#### Stated goal:
Your task is to gather the lines below that hold the string "this".
___ Task material
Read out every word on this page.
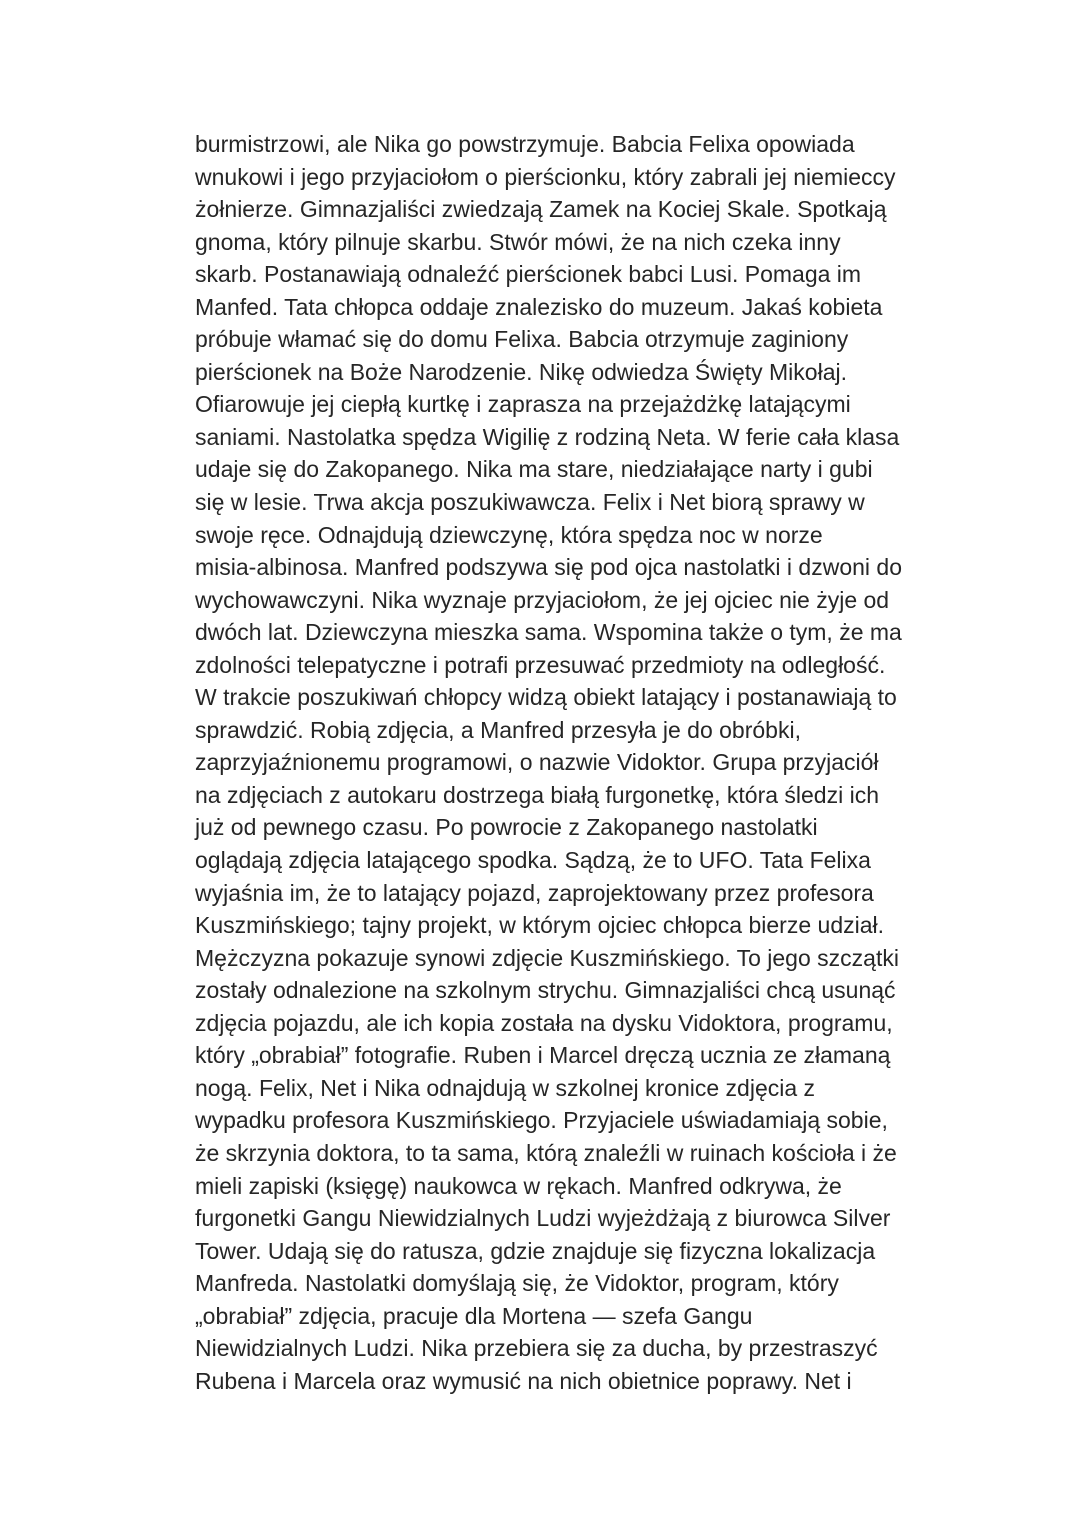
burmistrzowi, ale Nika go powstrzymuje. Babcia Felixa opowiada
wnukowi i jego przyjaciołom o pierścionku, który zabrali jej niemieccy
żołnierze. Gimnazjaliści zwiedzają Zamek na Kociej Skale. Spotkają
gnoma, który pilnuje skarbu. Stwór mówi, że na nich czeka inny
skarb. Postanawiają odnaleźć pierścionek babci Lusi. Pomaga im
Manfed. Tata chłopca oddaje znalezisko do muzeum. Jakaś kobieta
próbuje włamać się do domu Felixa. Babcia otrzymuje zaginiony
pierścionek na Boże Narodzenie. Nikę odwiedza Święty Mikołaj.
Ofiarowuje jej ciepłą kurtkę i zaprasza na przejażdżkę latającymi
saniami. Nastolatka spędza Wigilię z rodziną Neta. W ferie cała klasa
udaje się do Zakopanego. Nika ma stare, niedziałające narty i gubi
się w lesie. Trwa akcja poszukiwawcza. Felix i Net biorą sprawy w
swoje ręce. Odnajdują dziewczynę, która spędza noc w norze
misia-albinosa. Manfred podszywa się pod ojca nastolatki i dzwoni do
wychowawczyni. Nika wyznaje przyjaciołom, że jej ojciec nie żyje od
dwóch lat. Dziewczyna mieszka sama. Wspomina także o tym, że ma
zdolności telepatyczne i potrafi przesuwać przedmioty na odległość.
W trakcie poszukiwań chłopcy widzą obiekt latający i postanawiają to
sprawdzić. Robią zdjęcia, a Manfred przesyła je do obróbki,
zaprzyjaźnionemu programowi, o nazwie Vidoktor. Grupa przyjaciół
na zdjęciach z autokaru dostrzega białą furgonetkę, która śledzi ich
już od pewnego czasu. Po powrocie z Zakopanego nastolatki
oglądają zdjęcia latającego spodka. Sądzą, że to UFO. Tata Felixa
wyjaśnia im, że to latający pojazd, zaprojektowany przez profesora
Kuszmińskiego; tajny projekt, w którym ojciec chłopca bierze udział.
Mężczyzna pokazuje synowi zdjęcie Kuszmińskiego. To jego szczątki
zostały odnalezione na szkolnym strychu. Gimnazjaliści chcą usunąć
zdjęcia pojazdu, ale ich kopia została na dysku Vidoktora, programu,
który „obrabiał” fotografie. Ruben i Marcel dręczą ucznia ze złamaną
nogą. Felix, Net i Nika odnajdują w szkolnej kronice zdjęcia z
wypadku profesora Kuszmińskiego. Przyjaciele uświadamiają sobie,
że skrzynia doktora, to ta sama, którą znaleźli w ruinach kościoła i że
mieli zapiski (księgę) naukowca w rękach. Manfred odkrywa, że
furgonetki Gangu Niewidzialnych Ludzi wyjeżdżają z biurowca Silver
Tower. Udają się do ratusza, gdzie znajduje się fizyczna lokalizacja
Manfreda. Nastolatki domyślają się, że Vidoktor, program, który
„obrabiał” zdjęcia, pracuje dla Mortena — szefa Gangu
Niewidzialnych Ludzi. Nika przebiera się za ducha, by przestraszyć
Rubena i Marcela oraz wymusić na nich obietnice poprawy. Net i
______
___ Task material
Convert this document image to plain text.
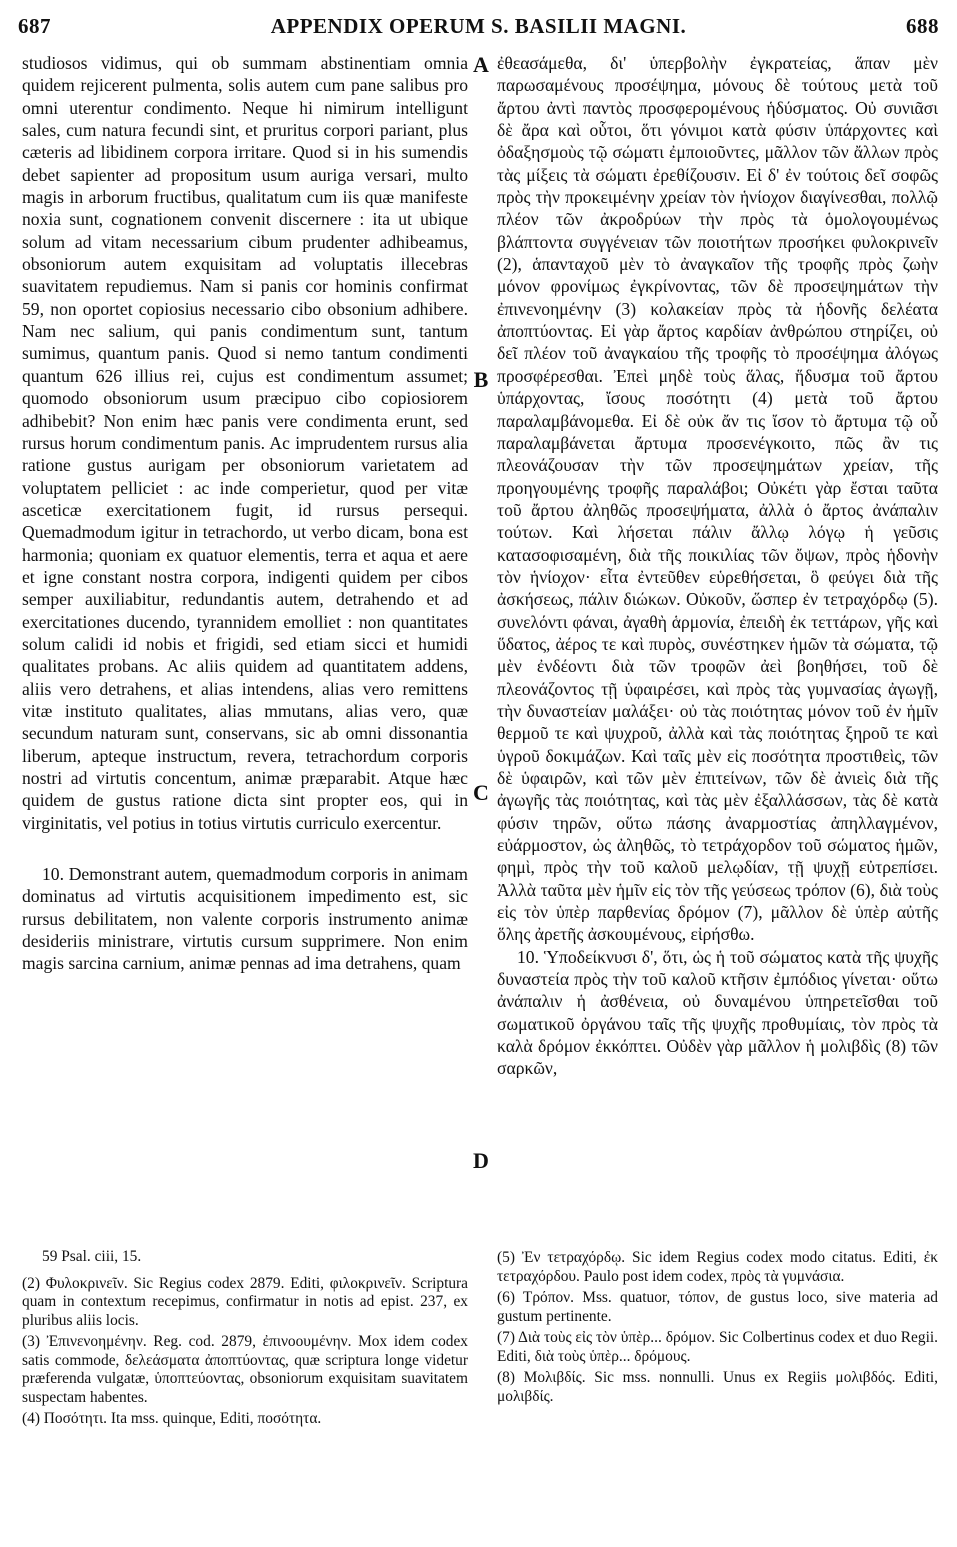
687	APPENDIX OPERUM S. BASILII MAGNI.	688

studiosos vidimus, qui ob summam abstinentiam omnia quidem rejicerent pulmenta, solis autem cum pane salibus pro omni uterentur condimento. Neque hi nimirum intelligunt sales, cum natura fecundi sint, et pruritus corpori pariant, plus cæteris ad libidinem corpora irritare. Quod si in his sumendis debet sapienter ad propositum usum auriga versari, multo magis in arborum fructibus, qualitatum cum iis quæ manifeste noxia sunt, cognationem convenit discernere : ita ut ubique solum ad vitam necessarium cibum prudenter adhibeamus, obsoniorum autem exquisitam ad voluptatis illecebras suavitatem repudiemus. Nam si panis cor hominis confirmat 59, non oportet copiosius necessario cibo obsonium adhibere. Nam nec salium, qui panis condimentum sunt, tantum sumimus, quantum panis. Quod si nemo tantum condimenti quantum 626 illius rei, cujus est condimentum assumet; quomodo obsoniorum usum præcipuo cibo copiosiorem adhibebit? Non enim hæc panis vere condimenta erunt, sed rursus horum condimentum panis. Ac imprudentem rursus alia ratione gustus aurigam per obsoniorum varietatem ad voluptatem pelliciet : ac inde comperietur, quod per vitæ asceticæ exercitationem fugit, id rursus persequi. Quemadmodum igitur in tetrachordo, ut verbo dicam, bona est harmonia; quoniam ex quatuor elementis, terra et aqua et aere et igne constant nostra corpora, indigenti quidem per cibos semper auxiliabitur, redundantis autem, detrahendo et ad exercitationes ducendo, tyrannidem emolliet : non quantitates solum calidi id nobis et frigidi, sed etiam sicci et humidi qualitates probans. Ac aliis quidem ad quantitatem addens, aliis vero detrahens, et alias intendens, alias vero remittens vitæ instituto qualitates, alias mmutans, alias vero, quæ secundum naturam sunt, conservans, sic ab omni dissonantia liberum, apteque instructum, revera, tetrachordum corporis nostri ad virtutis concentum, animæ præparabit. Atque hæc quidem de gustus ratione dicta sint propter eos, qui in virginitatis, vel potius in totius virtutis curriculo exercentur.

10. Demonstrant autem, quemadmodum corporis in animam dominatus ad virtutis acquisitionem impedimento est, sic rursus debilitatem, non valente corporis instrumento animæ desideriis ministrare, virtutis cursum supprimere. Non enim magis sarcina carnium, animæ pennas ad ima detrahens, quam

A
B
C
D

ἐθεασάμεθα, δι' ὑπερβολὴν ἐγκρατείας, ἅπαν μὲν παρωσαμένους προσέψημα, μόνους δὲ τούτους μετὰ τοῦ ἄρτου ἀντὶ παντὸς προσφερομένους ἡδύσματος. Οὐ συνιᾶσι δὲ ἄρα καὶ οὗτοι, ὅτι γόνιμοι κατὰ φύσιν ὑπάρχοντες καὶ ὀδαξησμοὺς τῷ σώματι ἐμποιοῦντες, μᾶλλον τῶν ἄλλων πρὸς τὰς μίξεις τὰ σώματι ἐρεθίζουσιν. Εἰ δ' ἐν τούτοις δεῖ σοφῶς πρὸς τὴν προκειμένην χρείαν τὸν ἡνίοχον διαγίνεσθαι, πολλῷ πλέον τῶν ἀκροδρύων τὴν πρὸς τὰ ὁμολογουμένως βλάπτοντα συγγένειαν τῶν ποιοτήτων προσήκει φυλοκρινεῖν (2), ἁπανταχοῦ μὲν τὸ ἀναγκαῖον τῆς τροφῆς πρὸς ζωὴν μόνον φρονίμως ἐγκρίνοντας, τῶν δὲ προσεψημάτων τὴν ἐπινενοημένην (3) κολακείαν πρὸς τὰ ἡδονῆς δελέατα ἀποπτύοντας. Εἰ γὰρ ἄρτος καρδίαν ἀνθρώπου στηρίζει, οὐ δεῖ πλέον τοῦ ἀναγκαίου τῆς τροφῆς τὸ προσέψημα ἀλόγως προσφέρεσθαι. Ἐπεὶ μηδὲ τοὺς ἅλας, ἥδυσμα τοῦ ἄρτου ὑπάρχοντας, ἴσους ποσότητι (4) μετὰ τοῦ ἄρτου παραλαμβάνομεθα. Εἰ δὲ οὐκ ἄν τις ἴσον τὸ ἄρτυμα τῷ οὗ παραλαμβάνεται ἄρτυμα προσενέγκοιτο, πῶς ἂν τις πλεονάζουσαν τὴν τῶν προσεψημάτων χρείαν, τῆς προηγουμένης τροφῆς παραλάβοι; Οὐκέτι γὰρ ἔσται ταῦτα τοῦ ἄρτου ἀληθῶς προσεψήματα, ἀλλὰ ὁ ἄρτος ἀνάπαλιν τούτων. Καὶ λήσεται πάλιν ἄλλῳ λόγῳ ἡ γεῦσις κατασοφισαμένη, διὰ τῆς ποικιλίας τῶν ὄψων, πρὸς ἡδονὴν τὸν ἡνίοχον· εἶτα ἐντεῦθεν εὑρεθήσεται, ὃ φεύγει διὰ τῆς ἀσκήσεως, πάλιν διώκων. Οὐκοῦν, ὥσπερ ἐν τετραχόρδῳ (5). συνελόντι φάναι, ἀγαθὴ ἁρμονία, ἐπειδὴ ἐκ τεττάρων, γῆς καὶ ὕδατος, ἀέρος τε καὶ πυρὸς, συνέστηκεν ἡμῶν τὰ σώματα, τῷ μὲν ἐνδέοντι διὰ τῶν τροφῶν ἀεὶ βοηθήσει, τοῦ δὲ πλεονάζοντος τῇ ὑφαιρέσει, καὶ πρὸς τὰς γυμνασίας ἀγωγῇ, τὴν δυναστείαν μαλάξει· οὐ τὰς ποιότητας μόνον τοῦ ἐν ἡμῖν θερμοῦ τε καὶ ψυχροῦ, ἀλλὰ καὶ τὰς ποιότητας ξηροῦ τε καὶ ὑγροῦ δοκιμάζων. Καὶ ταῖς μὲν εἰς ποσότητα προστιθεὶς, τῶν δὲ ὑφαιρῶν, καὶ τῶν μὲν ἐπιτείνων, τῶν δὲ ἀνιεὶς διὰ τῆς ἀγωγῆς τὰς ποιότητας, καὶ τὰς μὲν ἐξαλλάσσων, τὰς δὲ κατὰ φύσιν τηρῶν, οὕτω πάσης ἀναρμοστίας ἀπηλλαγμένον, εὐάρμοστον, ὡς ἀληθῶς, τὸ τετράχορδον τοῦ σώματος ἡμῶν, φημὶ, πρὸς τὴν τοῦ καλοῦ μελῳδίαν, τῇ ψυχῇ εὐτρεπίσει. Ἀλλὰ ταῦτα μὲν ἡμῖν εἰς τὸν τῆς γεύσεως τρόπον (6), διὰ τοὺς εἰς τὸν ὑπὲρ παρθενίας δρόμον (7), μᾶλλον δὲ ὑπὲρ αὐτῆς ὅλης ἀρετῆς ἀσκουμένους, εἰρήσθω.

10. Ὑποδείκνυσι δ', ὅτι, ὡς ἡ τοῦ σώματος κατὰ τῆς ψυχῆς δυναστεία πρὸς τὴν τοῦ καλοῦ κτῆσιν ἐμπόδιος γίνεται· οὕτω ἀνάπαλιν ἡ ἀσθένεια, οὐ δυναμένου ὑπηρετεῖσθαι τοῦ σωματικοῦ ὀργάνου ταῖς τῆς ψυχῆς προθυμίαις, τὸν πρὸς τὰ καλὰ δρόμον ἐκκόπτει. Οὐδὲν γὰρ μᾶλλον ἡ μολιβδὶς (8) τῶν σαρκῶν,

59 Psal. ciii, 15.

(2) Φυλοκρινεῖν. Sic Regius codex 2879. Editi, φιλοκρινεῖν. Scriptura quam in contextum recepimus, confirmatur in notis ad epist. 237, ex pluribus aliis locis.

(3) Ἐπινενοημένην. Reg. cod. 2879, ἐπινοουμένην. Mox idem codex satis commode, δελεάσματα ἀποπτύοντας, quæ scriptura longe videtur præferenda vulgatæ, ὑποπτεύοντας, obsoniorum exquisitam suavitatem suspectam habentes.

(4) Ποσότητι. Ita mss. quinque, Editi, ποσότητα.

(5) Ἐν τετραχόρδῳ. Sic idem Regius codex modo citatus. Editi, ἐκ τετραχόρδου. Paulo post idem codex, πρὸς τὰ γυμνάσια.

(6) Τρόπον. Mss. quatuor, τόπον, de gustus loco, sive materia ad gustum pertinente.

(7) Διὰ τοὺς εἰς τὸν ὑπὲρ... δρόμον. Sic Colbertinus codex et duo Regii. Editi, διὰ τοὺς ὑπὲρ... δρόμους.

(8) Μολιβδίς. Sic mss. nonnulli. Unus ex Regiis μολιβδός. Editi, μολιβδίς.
______
#### In response:
Read out every word on this page.
Convert this document image to plain text.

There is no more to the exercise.